### [YOUR TASK]
Exactly reproduce the lines from the one containing "What's the underlying" through the last line of the data, both ends included, leaving out pictures.

(Stored items from a collection)
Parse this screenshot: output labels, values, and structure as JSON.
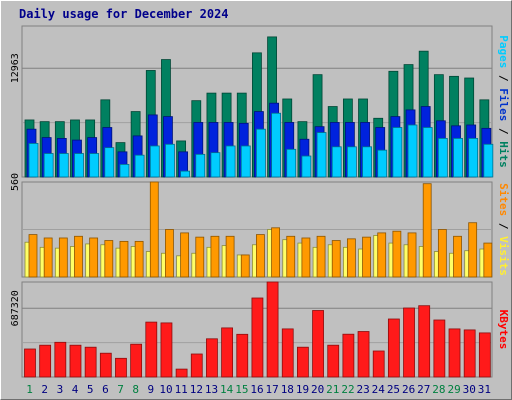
{
  "chart_data": {
    "type": "bar",
    "title": "Daily usage for December 2024",
    "categories": [
      "1",
      "2",
      "3",
      "4",
      "5",
      "6",
      "7",
      "8",
      "9",
      "10",
      "11",
      "12",
      "13",
      "14",
      "15",
      "16",
      "17",
      "18",
      "19",
      "20",
      "21",
      "22",
      "23",
      "24",
      "25",
      "26",
      "27",
      "28",
      "29",
      "30",
      "31"
    ],
    "weekend_days": [
      "1",
      "7",
      "8",
      "14",
      "15",
      "21",
      "22",
      "28",
      "29"
    ],
    "panels": [
      {
        "id": "top",
        "scale_label": "12963",
        "ylim": [
          0,
          18000
        ],
        "y_tick": 12963,
        "axis_labels": [
          {
            "text": "Pages",
            "color": "#00ccff"
          },
          {
            "text": "Files",
            "color": "#0033cc"
          },
          {
            "text": "Hits",
            "color": "#008060"
          }
        ],
        "series": [
          {
            "name": "Hits",
            "color": "#008060",
            "values": [
              6800,
              6600,
              6600,
              6800,
              6800,
              9200,
              4100,
              7800,
              12700,
              14000,
              4300,
              9100,
              10000,
              10000,
              10000,
              14800,
              16700,
              9300,
              6600,
              12200,
              8400,
              9300,
              9300,
              7000,
              12600,
              13400,
              15000,
              12200,
              12000,
              11800,
              9200
            ]
          },
          {
            "name": "Files",
            "color": "#0022dd",
            "values": [
              5700,
              4700,
              4600,
              4400,
              4700,
              5900,
              3000,
              4900,
              7400,
              7200,
              3000,
              6500,
              6500,
              6500,
              6400,
              7800,
              8800,
              6500,
              4500,
              6000,
              6500,
              6500,
              6500,
              5900,
              7200,
              8000,
              8400,
              6700,
              6100,
              6200,
              5800
            ]
          },
          {
            "name": "Pages",
            "color": "#00ccff",
            "values": [
              4000,
              2800,
              2800,
              2800,
              2800,
              3500,
              1500,
              2600,
              3700,
              3900,
              700,
              2700,
              2900,
              3700,
              3700,
              5700,
              7600,
              3300,
              2500,
              5300,
              3600,
              3600,
              3600,
              3200,
              5900,
              6200,
              5900,
              4600,
              4600,
              4600,
              3900
            ]
          }
        ]
      },
      {
        "id": "middle",
        "scale_label": "560",
        "ylim": [
          0,
          560
        ],
        "y_tick": 560,
        "axis_labels": [
          {
            "text": "Sites",
            "color": "#ff8800"
          },
          {
            "text": "Visits",
            "color": "#ffee33"
          }
        ],
        "series": [
          {
            "name": "Visits",
            "color": "#ffff66",
            "values": [
              205,
              175,
              170,
              180,
              195,
              190,
              170,
              180,
              150,
              140,
              125,
              140,
              175,
              185,
              130,
              190,
              280,
              220,
              200,
              175,
              190,
              175,
              165,
              245,
              200,
              190,
              180,
              150,
              140,
              155,
              165
            ]
          },
          {
            "name": "Sites",
            "color": "#ff9900",
            "values": [
              250,
              230,
              230,
              240,
              230,
              215,
              210,
              210,
              560,
              280,
              260,
              235,
              240,
              240,
              130,
              250,
              290,
              240,
              230,
              240,
              215,
              225,
              235,
              260,
              270,
              260,
              550,
              280,
              240,
              320,
              200
            ]
          }
        ]
      },
      {
        "id": "bottom",
        "scale_label": "687320",
        "ylim": [
          0,
          950000
        ],
        "y_tick": 687320,
        "axis_labels": [
          {
            "text": "KBytes",
            "color": "#ff0000"
          }
        ],
        "series": [
          {
            "name": "KBytes",
            "color": "#ff1a1a",
            "values": [
              280000,
              318000,
              347000,
              318000,
              298000,
              238000,
              187000,
              328000,
              549000,
              541000,
              79000,
              230000,
              382000,
              491000,
              427000,
              790000,
              990000,
              481000,
              298000,
              665000,
              318000,
              428000,
              455000,
              260000,
              580000,
              690000,
              713000,
              570000,
              481000,
              471000,
              441000
            ]
          }
        ]
      }
    ],
    "colors": {
      "background": "#c0c0c0",
      "title": "#00008b",
      "day_weekday": "#000080",
      "day_weekend": "#008040",
      "gridline": "#808080",
      "separator": "#808080"
    }
  }
}
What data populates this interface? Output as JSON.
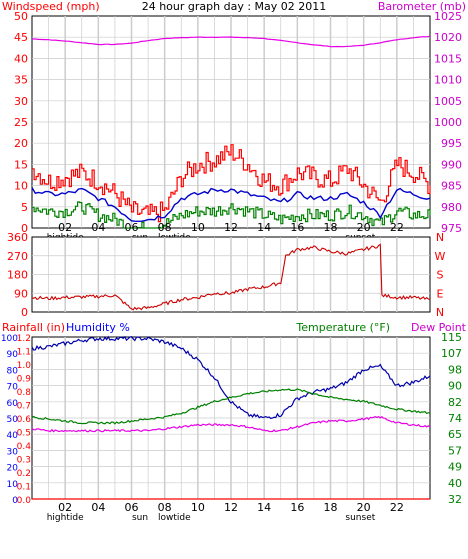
{
  "colors": {
    "windspeed": "#ff0000",
    "barometer": "#e600e6",
    "wind_avg": "#0000cc",
    "wind_gust_low": "#008000",
    "direction": "#cc0000",
    "rainfall": "#ff0000",
    "humidity": "#0000aa",
    "temperature": "#008000",
    "dewpoint": "#e600e6",
    "grid": "#cccccc",
    "axis_text_left": "#ff0000",
    "axis_text_right": "#cc00cc",
    "axis_text_green": "#008000",
    "axis_text_blue": "#0000ff"
  },
  "chart_data": [
    {
      "type": "line",
      "title": "24 hour graph day : May 02 2011",
      "ylabel": "Windspeed (mph)",
      "y2label": "Barometer (mb)",
      "ylim": [
        0,
        50
      ],
      "y2lim": [
        975,
        1025
      ],
      "yticks": [
        "0",
        "5",
        "10",
        "15",
        "20",
        "25",
        "30",
        "35",
        "40",
        "45",
        "50"
      ],
      "y2ticks": [
        "975",
        "980",
        "985",
        "990",
        "995",
        "1000",
        "1005",
        "1010",
        "1015",
        "1020",
        "1025"
      ],
      "xticks": [
        "02",
        "04",
        "06",
        "08",
        "10",
        "12",
        "14",
        "16",
        "18",
        "20",
        "22"
      ],
      "x_annotations": [
        "hightide",
        "sun",
        "lowtide",
        "sunset"
      ],
      "grid": true,
      "series": [
        {
          "name": "Windspeed (mph)",
          "axis": "left",
          "x": [
            0,
            1,
            2,
            3,
            4,
            5,
            6,
            7,
            8,
            9,
            10,
            11,
            12,
            13,
            14,
            15,
            16,
            17,
            18,
            19,
            20,
            21,
            22,
            23,
            24
          ],
          "values": [
            14,
            11,
            12,
            13,
            11,
            8,
            4,
            3,
            4,
            12,
            15,
            16,
            18,
            15,
            11,
            10,
            13,
            12,
            11,
            14,
            10,
            6,
            15,
            13,
            10
          ]
        },
        {
          "name": "Wind average",
          "axis": "left",
          "x": [
            0,
            1,
            2,
            3,
            4,
            5,
            6,
            7,
            8,
            9,
            10,
            11,
            12,
            13,
            14,
            15,
            16,
            17,
            18,
            19,
            20,
            21,
            22,
            23,
            24
          ],
          "values": [
            9,
            8,
            8,
            9,
            7,
            5,
            2,
            2,
            3,
            7,
            8,
            9,
            9,
            8,
            7,
            6,
            8,
            7,
            7,
            8,
            6,
            3,
            9,
            8,
            7
          ]
        },
        {
          "name": "Wind low",
          "axis": "left",
          "x": [
            0,
            1,
            2,
            3,
            4,
            5,
            6,
            7,
            8,
            9,
            10,
            11,
            12,
            13,
            14,
            15,
            16,
            17,
            18,
            19,
            20,
            21,
            22,
            23,
            24
          ],
          "values": [
            5,
            4,
            4,
            5,
            3,
            2,
            0,
            0,
            1,
            3,
            4,
            4,
            5,
            4,
            3,
            2,
            3,
            3,
            3,
            4,
            3,
            1,
            4,
            3,
            3
          ]
        },
        {
          "name": "Barometer (mb)",
          "axis": "right",
          "x": [
            0,
            1,
            2,
            3,
            4,
            5,
            6,
            7,
            8,
            9,
            10,
            11,
            12,
            13,
            14,
            15,
            16,
            17,
            18,
            19,
            20,
            21,
            22,
            23,
            24
          ],
          "values": [
            1019.6,
            1019.4,
            1019.1,
            1018.7,
            1018.3,
            1018.3,
            1018.6,
            1019.2,
            1019.7,
            1019.9,
            1020.0,
            1020.0,
            1020.0,
            1019.9,
            1019.7,
            1019.2,
            1018.7,
            1018.2,
            1017.8,
            1017.8,
            1018.1,
            1018.7,
            1019.4,
            1019.9,
            1020.2
          ]
        }
      ]
    },
    {
      "type": "line",
      "title": "",
      "ylabel": "",
      "ylim": [
        0,
        360
      ],
      "yticks": [
        "0",
        "90",
        "180",
        "270",
        "360"
      ],
      "y2ticks": [
        "N",
        "W",
        "S",
        "E",
        "N"
      ],
      "grid": true,
      "series": [
        {
          "name": "Wind direction",
          "axis": "left",
          "x": [
            0,
            1,
            2,
            3,
            4,
            5,
            6,
            7,
            8,
            9,
            10,
            11,
            12,
            13,
            14,
            15,
            15.3,
            16,
            17,
            18,
            19,
            20,
            21,
            21.1,
            22,
            23,
            24
          ],
          "values": [
            70,
            65,
            70,
            72,
            75,
            80,
            15,
            20,
            40,
            60,
            70,
            90,
            90,
            110,
            120,
            140,
            270,
            300,
            310,
            290,
            280,
            300,
            320,
            80,
            70,
            70,
            60
          ]
        }
      ]
    },
    {
      "type": "line",
      "title": "",
      "ylabel": "Rainfall (in)",
      "ylabel2": "Humidity %",
      "y2label": "Temperature (°F)",
      "y2label2": "Dew Point",
      "rain_ticks": [
        "0.0",
        "0.1",
        "0.2",
        "0.3",
        "0.4",
        "0.5",
        "0.6",
        "0.7",
        "0.8",
        "0.9",
        "1.0",
        "1.1",
        "1.2"
      ],
      "humidity_ticks": [
        "0",
        "10",
        "20",
        "30",
        "40",
        "50",
        "60",
        "70",
        "80",
        "90",
        "100"
      ],
      "temp_ticks": [
        "32",
        "40",
        "49",
        "57",
        "65",
        "74",
        "82",
        "90",
        "98",
        "107",
        "115"
      ],
      "temp_lim": [
        32,
        115
      ],
      "humidity_lim": [
        0,
        100
      ],
      "xticks": [
        "02",
        "04",
        "06",
        "08",
        "10",
        "12",
        "14",
        "16",
        "18",
        "20",
        "22"
      ],
      "x_annotations": [
        "hightide",
        "sun",
        "lowtide",
        "sunset"
      ],
      "grid": true,
      "series": [
        {
          "name": "Humidity %",
          "axis": "humidity",
          "x": [
            0,
            1,
            2,
            3,
            4,
            5,
            6,
            7,
            8,
            9,
            10,
            11,
            12,
            13,
            14,
            15,
            16,
            17,
            18,
            19,
            20,
            21,
            22,
            23,
            24
          ],
          "values": [
            93,
            94,
            96,
            98,
            99,
            99,
            99,
            99,
            97,
            93,
            86,
            75,
            60,
            52,
            50,
            52,
            62,
            66,
            68,
            72,
            80,
            82,
            70,
            72,
            76
          ]
        },
        {
          "name": "Temperature (°F)",
          "axis": "temp",
          "x": [
            0,
            1,
            2,
            3,
            4,
            5,
            6,
            7,
            8,
            9,
            10,
            11,
            12,
            13,
            14,
            15,
            16,
            17,
            18,
            19,
            20,
            21,
            22,
            23,
            24
          ],
          "values": [
            74,
            73,
            72,
            71,
            71,
            71,
            72,
            73,
            74,
            76,
            79,
            82,
            84,
            86,
            87,
            88,
            88,
            86,
            84,
            83,
            82,
            80,
            78,
            77,
            76
          ]
        },
        {
          "name": "Dew Point",
          "axis": "temp",
          "x": [
            0,
            1,
            2,
            3,
            4,
            5,
            6,
            7,
            8,
            9,
            10,
            11,
            12,
            13,
            14,
            15,
            16,
            17,
            18,
            19,
            20,
            21,
            22,
            23,
            24
          ],
          "values": [
            68,
            67,
            67,
            67,
            67,
            67,
            67,
            67,
            68,
            69,
            70,
            70,
            70,
            69,
            67,
            67,
            69,
            71,
            72,
            72,
            73,
            74,
            71,
            70,
            69
          ]
        },
        {
          "name": "Rainfall (in)",
          "axis": "rain",
          "x": [
            0,
            24
          ],
          "values": [
            0.0,
            0.0
          ]
        }
      ]
    }
  ]
}
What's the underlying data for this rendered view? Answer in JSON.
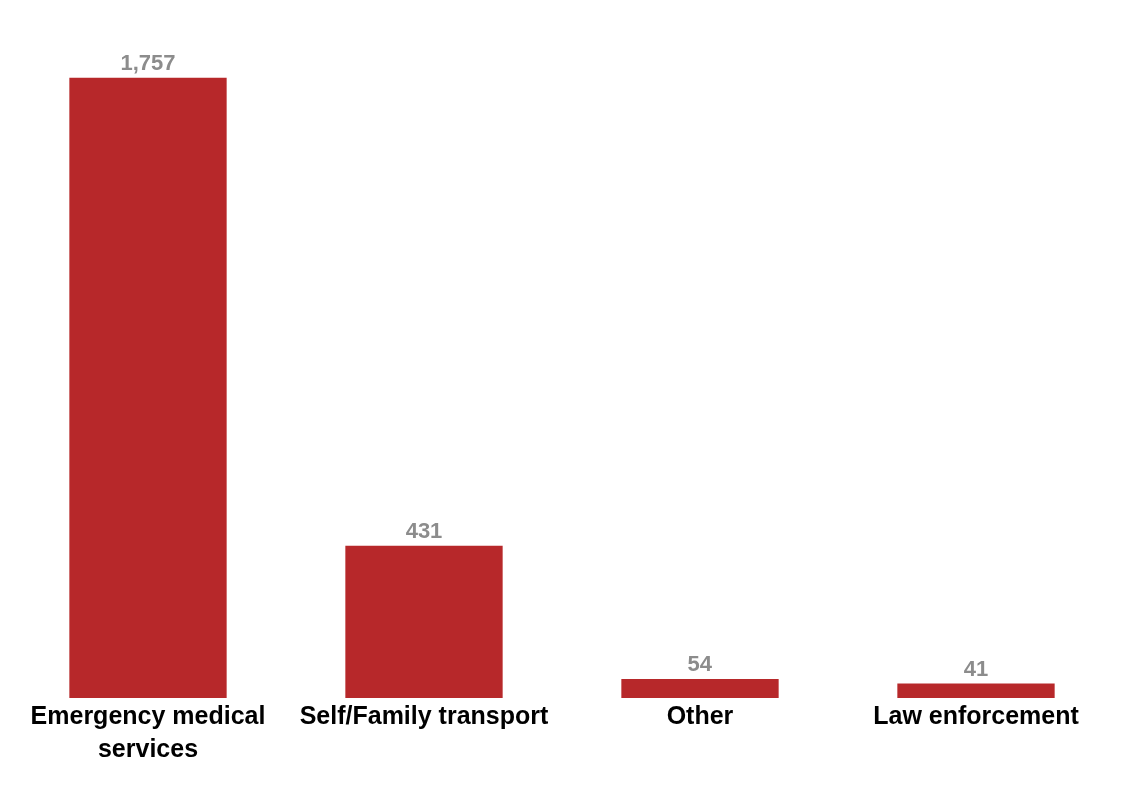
{
  "chart_data": {
    "type": "bar",
    "categories": [
      "Emergency medical services",
      "Self/Family transport",
      "Other",
      "Law enforcement"
    ],
    "values": [
      1757,
      431,
      54,
      41
    ],
    "color": "#b7282a",
    "value_labels": [
      "1,757",
      "431",
      "54",
      "41"
    ],
    "grid": false,
    "legend": false
  }
}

### [COMPLETE RESPONSE]
What's the underlying data for this rendered view? Answer in JSON.
{
  "chart_data": {
    "type": "bar",
    "categories": [
      "Emergency medical services",
      "Self/Family transport",
      "Other",
      "Law enforcement"
    ],
    "values": [
      1757,
      431,
      54,
      41
    ],
    "color": "#b7282a",
    "value_labels": [
      "1,757",
      "431",
      "54",
      "41"
    ],
    "grid": false,
    "legend": false
  }
}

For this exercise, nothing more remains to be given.